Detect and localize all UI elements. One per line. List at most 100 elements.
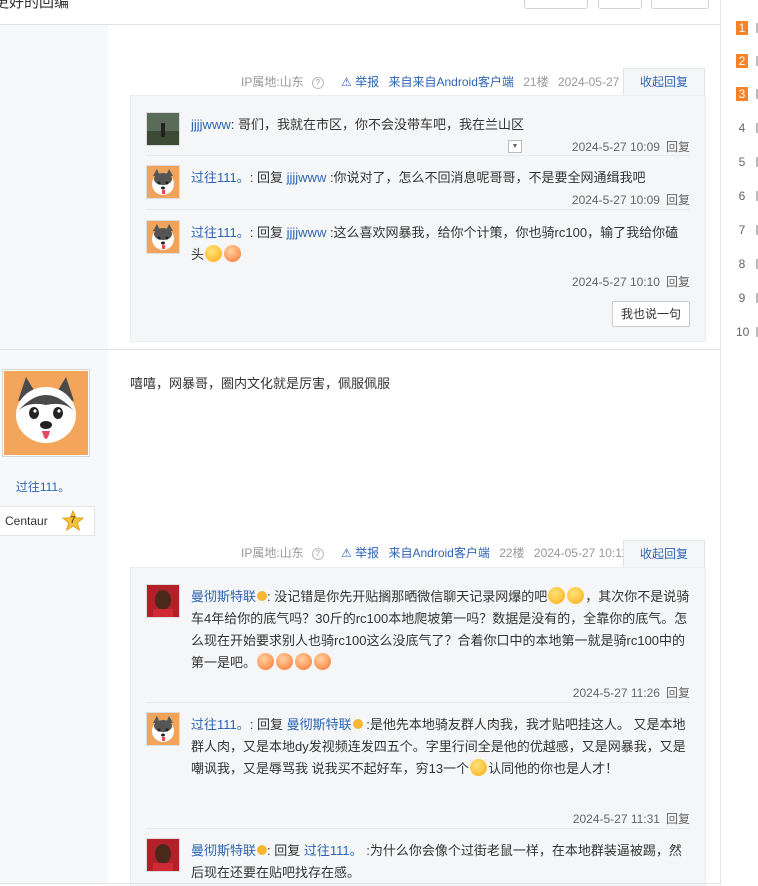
help-icon[interactable]: ? — [311, 76, 324, 89]
level-name: Centaur — [5, 514, 48, 528]
comment-time: 2024-5-27 10:09 — [571, 140, 660, 154]
comment-text: 曼彻斯特联: 没记错是你先开贴搁那晒微信聊天记录网爆的吧 ，其次你不是说骑车4年给… — [191, 586, 691, 674]
rank-number: 2 — [736, 54, 748, 68]
say-something-button[interactable]: 我也说一句 — [612, 301, 690, 327]
comment-item: 过往111。: 回复 jjjjwww :这么喜欢网暴我，给你个计策，你也骑rc1… — [146, 220, 690, 290]
avatar[interactable] — [146, 712, 180, 746]
rank-number: 10 — [736, 325, 750, 339]
comment-body-continued: 认同他的你也是人才！ — [488, 761, 619, 776]
emoji-icon — [352, 719, 363, 729]
expand-icon[interactable]: ▼ — [508, 140, 522, 153]
avatar[interactable] — [146, 584, 180, 618]
divider — [146, 828, 690, 829]
collapse-replies-button[interactable]: 收起回复 — [623, 68, 705, 95]
floor-number: 21楼 — [523, 75, 549, 89]
collapse-replies-button[interactable]: 收起回复 — [623, 540, 705, 567]
comment-body: : 哥们，我就在市区，你不会没带车吧，我在兰山区 — [230, 117, 524, 132]
rank-number: 1 — [736, 21, 748, 35]
avatar[interactable] — [146, 838, 180, 872]
comment-username[interactable]: 曼彻斯特联 — [191, 843, 268, 858]
poster-avatar[interactable] — [2, 369, 90, 457]
reply-link[interactable]: 回复 — [666, 140, 690, 154]
avatar-image — [147, 113, 179, 145]
comment-footer: 2024-5-27 10:10 回复 — [572, 273, 690, 290]
comment-username[interactable]: 过往111。 — [191, 717, 250, 732]
help-icon[interactable]: ? — [311, 547, 324, 560]
comment-time: 2024-5-27 10:10 — [571, 275, 660, 289]
comment-text: 过往111。: 回复 曼彻斯特联 :是他先本地骑友群人肉我，我才贴吧挂这人。 又… — [191, 714, 691, 780]
comment-footer: 2024-5-27 11:31 回复 — [573, 810, 690, 827]
header-button-2[interactable] — [598, 0, 642, 9]
reply-prefix: : 回复 — [249, 225, 287, 240]
reply-link[interactable]: 回复 — [666, 686, 690, 700]
reply-target-user[interactable]: 过往111。 — [304, 843, 363, 858]
reply-link[interactable]: 回复 — [666, 275, 690, 289]
husky-avatar-image — [4, 371, 88, 455]
emoji-icon — [257, 845, 268, 855]
client-text[interactable]: 来自Android客户端 — [413, 75, 514, 89]
comment-item: 过往111。: 回复 曼彻斯特联 :是他先本地骑友群人肉我，我才贴吧挂这人。 又… — [146, 712, 690, 828]
avatar-image — [147, 585, 179, 617]
comment-text: jjjjwww: 哥们，我就在市区，你不会没带车吧，我在兰山区 — [191, 114, 691, 136]
level-badge[interactable]: Centaur 7 — [0, 506, 95, 536]
husky-avatar-image — [147, 221, 179, 253]
comment-time: 2024-5-27 11:31 — [572, 812, 660, 826]
emoji-icon — [257, 591, 268, 601]
reply-prefix: : 回复 — [249, 170, 287, 185]
client-text[interactable]: 来自Android客户端 — [388, 546, 489, 560]
comment-text: 过往111。: 回复 jjjjwww :你说对了，怎么不回消息呢哥哥，不是要全网… — [191, 167, 691, 189]
avatar[interactable] — [146, 112, 180, 146]
reply-target-user[interactable]: jjjjwww — [287, 170, 327, 185]
emoji-icon — [314, 653, 332, 670]
ip-location: IP属地:山东 — [241, 75, 304, 89]
reply-prefix: : 回复 — [249, 717, 287, 732]
avatar[interactable] — [146, 165, 180, 199]
comment-text: 曼彻斯特联: 回复 过往111。 :为什么你会像个过街老鼠一样，在本地群装逼被踢… — [191, 840, 691, 884]
rank-number: 4 — [738, 121, 746, 135]
bottom-divider — [0, 883, 720, 884]
husky-avatar-image — [147, 166, 179, 198]
floor-number: 22楼 — [499, 546, 525, 560]
comment-item: 过往111。: 回复 jjjjwww :你说对了，怎么不回消息呢哥哥，不是要全网… — [146, 165, 690, 209]
comment-time: 2024-5-27 11:26 — [572, 686, 660, 700]
floor-divider — [0, 349, 720, 350]
comment-username[interactable]: jjjjwww — [191, 117, 231, 132]
ip-location: IP属地:山东 — [241, 546, 304, 560]
rank-number: 9 — [738, 291, 746, 305]
comment-username[interactable]: 过往111。 — [191, 225, 250, 240]
emoji-icon — [257, 653, 275, 670]
report-link[interactable]: ⚠ 举报 — [341, 75, 379, 89]
rank-number: 5 — [738, 155, 746, 169]
comment-username[interactable]: 过往111。 — [191, 170, 250, 185]
reply-link[interactable]: 回复 — [666, 812, 690, 826]
hot-rank-sidebar: 1 2 3 4 5 6 7 8 9 10 — [720, 0, 758, 885]
emoji-icon — [224, 245, 242, 262]
reply-target-user[interactable]: 曼彻斯特联 — [287, 717, 363, 732]
comment-footer: 2024-5-27 10:09 回复 — [572, 138, 690, 155]
emoji-icon — [205, 245, 223, 262]
reply-prefix: : 回复 — [267, 843, 304, 858]
post-time: 2024-05-27 10:11 — [533, 546, 628, 560]
header-button-1[interactable] — [524, 0, 588, 9]
floor-21-meta: IP属地:山东? ⚠ 举报 来自来自Android客户端 21楼 2024-05… — [241, 71, 659, 93]
client-source[interactable]: 来自来自Android客户端 — [388, 75, 513, 89]
comment-username[interactable]: 曼彻斯特联 — [191, 589, 268, 604]
client-source[interactable]: 来自Android客户端 — [388, 546, 489, 560]
thread-header: 更好的回编 — [0, 0, 720, 25]
comment-time: 2024-5-27 10:09 — [571, 193, 660, 207]
emoji-icon — [567, 587, 585, 604]
rank-number: 8 — [738, 257, 746, 271]
reply-target-user[interactable]: jjjjwww — [287, 225, 327, 240]
reply-link[interactable]: 回复 — [666, 193, 690, 207]
avatar[interactable] — [146, 220, 180, 254]
divider — [146, 702, 690, 703]
comment-text: 过往111。: 回复 jjjjwww :这么喜欢网暴我，给你个计策，你也骑rc1… — [191, 222, 691, 266]
divider — [146, 209, 690, 210]
comment-body: :你说对了，怎么不回消息呢哥哥，不是要全网通缉我吧 — [326, 170, 646, 185]
comment-item: 曼彻斯特联: 回复 过往111。 :为什么你会像个过街老鼠一样，在本地群装逼被踢… — [146, 838, 690, 886]
level-number: 7 — [70, 515, 76, 526]
header-button-3[interactable] — [651, 0, 709, 9]
poster-name[interactable]: 过往111。 — [0, 478, 86, 495]
comment-item: jjjjwww: 哥们，我就在市区，你不会没带车吧，我在兰山区 2024-5-2… — [146, 112, 690, 156]
report-link[interactable]: ⚠ 举报 — [341, 546, 379, 560]
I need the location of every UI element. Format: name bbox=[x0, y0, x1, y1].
────────
» Instructions for the task: Which lines of the items above contain the string "username"? Report each such line in full, treating uppercase and lowercase as different.

» Result below:
comment-username[interactable]: 曼彻斯特联 — [191, 843, 268, 858]
comment-username[interactable]: 过往111。 — [191, 717, 250, 732]
comment-username[interactable]: jjjjwww — [191, 117, 231, 132]
comment-username[interactable]: 过往111。 — [191, 225, 250, 240]
comment-username[interactable]: 过往111。 — [191, 170, 250, 185]
comment-username[interactable]: 曼彻斯特联 — [191, 589, 268, 604]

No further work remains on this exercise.